## start DATASET RECORDS

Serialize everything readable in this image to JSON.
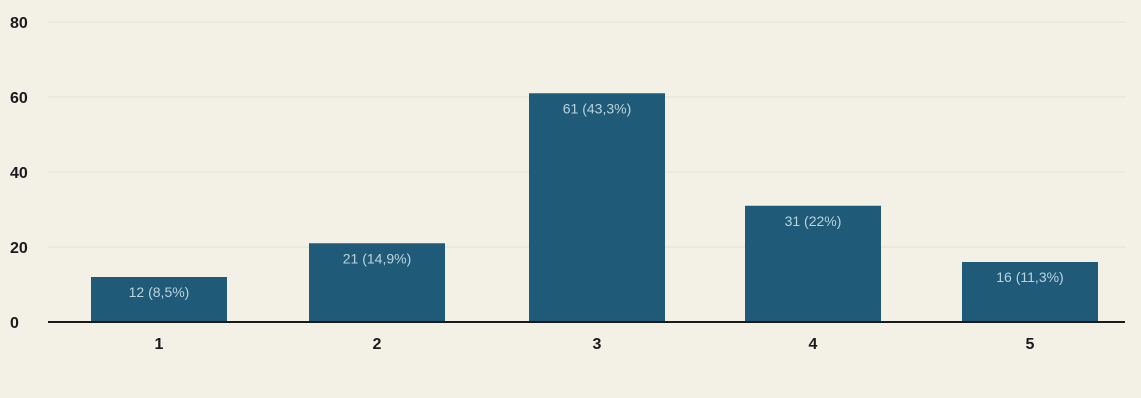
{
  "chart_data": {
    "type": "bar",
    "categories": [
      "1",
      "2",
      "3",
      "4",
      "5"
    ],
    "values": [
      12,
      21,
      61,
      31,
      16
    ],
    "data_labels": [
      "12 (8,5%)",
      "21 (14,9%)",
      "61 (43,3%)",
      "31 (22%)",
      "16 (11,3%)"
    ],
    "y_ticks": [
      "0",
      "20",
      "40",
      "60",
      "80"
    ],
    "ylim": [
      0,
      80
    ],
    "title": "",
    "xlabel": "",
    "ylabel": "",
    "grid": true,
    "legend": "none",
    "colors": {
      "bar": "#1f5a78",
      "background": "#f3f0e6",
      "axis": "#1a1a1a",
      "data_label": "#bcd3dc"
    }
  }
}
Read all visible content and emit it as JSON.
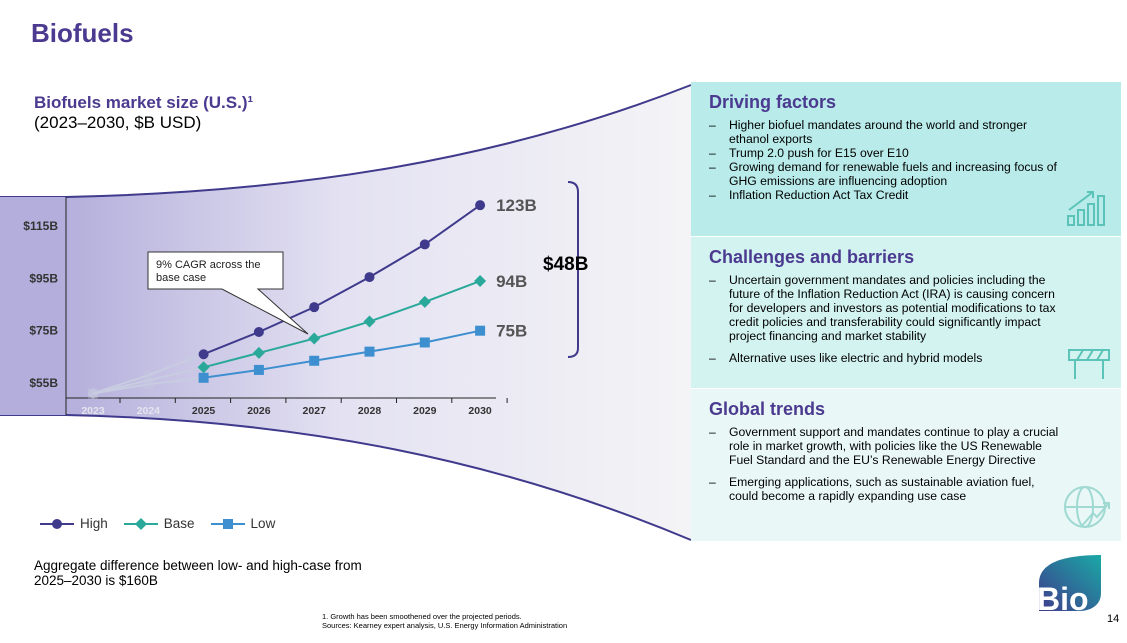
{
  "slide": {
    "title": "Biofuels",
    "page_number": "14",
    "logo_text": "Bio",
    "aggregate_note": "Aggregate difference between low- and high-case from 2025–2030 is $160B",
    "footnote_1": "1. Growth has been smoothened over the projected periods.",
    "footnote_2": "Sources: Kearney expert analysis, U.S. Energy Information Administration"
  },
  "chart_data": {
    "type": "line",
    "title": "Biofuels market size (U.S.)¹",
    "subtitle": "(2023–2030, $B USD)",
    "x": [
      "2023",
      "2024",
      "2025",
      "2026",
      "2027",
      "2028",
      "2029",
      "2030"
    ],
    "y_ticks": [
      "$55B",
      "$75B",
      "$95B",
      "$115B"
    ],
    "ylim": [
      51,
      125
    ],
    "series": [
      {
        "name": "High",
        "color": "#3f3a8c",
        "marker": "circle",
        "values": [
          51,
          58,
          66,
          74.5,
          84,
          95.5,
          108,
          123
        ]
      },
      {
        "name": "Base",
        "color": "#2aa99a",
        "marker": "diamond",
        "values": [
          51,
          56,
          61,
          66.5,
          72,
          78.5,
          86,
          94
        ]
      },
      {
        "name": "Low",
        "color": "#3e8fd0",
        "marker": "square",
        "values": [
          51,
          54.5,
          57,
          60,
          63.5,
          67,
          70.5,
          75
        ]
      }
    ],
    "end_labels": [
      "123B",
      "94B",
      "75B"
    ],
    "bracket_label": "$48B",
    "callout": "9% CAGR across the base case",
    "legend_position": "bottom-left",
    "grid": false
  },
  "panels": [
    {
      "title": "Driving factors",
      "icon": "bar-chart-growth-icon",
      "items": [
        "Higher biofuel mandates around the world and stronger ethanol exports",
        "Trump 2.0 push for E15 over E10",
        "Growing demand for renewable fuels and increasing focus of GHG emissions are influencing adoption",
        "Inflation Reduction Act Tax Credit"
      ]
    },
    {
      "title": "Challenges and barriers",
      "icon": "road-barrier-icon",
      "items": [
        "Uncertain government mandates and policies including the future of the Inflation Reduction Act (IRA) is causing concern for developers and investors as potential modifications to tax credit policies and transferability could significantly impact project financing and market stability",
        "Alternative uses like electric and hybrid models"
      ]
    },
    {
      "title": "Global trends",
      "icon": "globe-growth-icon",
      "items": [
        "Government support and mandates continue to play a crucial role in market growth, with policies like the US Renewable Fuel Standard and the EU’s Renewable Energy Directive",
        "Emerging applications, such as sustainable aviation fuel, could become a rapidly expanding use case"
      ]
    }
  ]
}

## end DATASET RECORDS
## start DATASET RECORDS

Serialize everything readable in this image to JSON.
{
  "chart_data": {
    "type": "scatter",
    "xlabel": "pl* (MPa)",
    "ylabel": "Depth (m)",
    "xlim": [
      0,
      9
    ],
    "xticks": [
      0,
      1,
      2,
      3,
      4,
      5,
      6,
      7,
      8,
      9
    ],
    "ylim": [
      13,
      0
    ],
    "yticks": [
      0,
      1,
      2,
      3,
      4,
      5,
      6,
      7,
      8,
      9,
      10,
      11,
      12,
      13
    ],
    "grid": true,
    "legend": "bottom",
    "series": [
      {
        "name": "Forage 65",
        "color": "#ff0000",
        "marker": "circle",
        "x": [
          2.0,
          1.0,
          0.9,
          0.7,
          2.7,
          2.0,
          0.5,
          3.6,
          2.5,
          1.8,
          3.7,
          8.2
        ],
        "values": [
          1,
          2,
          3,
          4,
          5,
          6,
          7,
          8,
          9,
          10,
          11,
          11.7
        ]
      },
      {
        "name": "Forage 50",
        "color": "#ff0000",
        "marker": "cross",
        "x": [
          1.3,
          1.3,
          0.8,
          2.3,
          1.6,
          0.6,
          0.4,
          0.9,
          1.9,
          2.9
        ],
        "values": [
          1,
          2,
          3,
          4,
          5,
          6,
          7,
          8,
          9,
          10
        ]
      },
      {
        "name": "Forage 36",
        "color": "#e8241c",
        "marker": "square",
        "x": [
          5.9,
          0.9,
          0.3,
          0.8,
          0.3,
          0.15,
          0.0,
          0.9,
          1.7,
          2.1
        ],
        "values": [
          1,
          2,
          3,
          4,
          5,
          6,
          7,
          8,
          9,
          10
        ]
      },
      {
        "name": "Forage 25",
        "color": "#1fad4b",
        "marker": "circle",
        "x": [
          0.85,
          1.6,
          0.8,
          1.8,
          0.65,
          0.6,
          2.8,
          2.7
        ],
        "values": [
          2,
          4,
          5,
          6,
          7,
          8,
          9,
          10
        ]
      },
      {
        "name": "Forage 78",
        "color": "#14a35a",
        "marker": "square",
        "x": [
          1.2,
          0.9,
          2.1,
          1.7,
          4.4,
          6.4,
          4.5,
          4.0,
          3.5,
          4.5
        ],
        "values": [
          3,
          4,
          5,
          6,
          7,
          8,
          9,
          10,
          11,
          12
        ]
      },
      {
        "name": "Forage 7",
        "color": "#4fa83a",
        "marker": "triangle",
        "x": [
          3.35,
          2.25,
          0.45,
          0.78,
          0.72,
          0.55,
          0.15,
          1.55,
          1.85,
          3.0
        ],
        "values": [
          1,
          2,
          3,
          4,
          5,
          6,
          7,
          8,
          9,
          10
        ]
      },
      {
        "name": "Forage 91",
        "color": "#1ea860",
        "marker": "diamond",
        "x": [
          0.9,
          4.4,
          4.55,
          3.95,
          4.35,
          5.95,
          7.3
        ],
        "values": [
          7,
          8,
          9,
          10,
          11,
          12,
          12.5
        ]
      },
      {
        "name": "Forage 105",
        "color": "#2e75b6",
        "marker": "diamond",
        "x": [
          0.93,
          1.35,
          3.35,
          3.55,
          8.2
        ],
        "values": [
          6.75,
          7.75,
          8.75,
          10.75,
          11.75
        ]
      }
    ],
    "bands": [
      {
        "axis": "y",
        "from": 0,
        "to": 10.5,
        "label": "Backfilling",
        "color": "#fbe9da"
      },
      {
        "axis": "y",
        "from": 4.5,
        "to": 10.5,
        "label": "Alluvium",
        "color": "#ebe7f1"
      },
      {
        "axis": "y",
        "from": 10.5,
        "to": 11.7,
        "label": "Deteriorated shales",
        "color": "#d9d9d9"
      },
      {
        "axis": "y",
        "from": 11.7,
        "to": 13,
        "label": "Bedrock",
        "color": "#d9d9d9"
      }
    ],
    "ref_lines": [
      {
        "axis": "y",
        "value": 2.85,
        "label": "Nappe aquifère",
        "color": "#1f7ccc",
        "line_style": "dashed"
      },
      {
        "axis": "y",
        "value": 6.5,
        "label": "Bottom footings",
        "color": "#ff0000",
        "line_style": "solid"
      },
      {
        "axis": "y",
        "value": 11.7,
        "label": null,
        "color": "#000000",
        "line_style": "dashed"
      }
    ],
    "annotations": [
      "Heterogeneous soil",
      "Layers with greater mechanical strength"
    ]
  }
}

## end DATASET RECORDS
## start DATASET RECORDS

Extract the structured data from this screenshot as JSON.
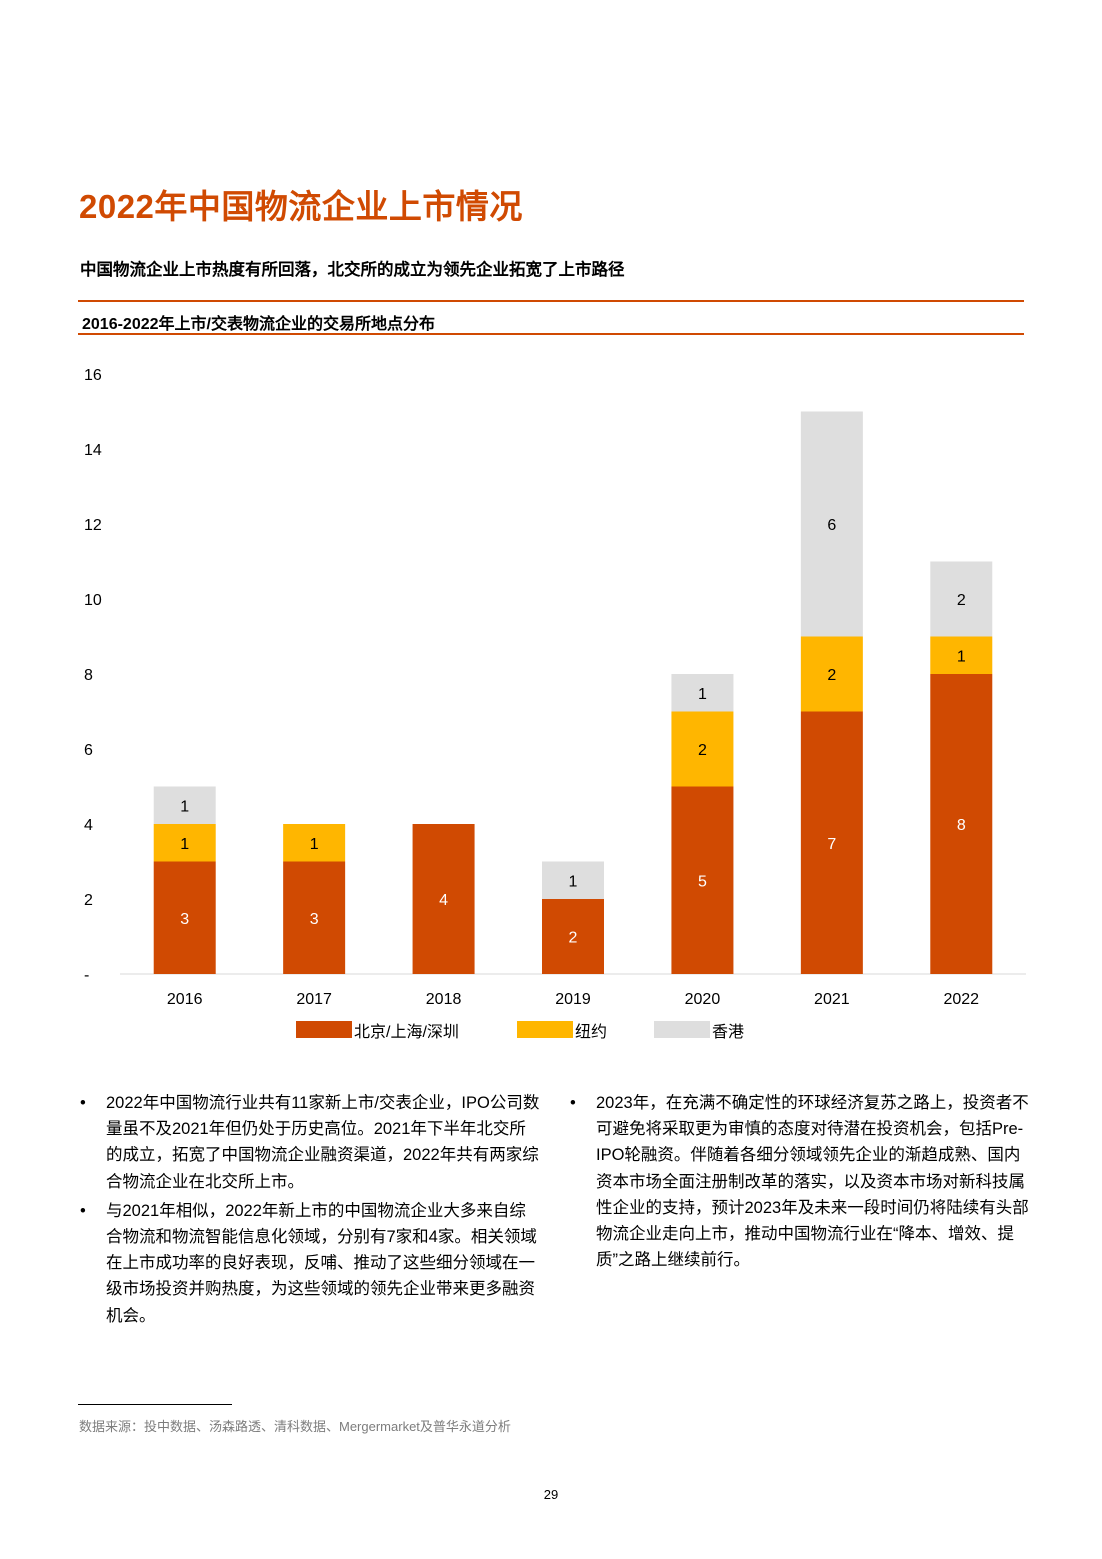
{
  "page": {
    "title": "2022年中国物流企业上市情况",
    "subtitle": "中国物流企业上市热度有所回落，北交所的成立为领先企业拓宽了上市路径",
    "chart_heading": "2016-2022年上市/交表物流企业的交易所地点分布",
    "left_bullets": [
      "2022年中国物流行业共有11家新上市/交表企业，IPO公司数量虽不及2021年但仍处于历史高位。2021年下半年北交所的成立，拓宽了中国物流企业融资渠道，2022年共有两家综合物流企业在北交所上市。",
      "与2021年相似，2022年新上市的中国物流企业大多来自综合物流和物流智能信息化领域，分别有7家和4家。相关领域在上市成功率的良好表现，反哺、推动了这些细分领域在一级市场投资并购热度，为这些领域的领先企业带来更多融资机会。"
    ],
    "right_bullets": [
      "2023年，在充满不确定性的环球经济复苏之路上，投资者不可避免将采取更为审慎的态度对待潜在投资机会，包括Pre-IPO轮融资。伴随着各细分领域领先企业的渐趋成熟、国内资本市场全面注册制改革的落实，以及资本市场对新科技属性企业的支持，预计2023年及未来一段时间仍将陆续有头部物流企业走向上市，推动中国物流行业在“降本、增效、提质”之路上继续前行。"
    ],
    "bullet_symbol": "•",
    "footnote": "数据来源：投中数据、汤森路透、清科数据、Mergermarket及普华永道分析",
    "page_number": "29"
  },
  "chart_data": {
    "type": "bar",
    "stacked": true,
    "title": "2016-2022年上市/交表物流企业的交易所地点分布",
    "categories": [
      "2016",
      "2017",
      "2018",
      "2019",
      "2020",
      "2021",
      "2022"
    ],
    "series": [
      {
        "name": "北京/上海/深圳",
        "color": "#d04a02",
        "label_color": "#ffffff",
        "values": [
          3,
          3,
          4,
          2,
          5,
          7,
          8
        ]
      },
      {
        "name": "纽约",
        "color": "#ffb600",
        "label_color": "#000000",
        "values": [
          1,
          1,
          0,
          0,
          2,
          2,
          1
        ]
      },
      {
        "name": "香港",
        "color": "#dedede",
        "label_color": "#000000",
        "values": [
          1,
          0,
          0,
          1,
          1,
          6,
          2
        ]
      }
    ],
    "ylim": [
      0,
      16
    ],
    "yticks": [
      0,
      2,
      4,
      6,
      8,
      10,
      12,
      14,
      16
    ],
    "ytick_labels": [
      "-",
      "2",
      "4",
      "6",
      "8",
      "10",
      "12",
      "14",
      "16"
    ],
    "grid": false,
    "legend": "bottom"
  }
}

## end DATASET RECORDS

THE TASK — Scan the listing above and identify each line holding the string "JSON"; copy every such line.

CORRECT RESPONSE —
Serialize everything readable in this image to JSON.
Read all visible content and emit it as JSON.
Serialize everything readable in this image to JSON.
Extract the structured data from this screenshot as JSON.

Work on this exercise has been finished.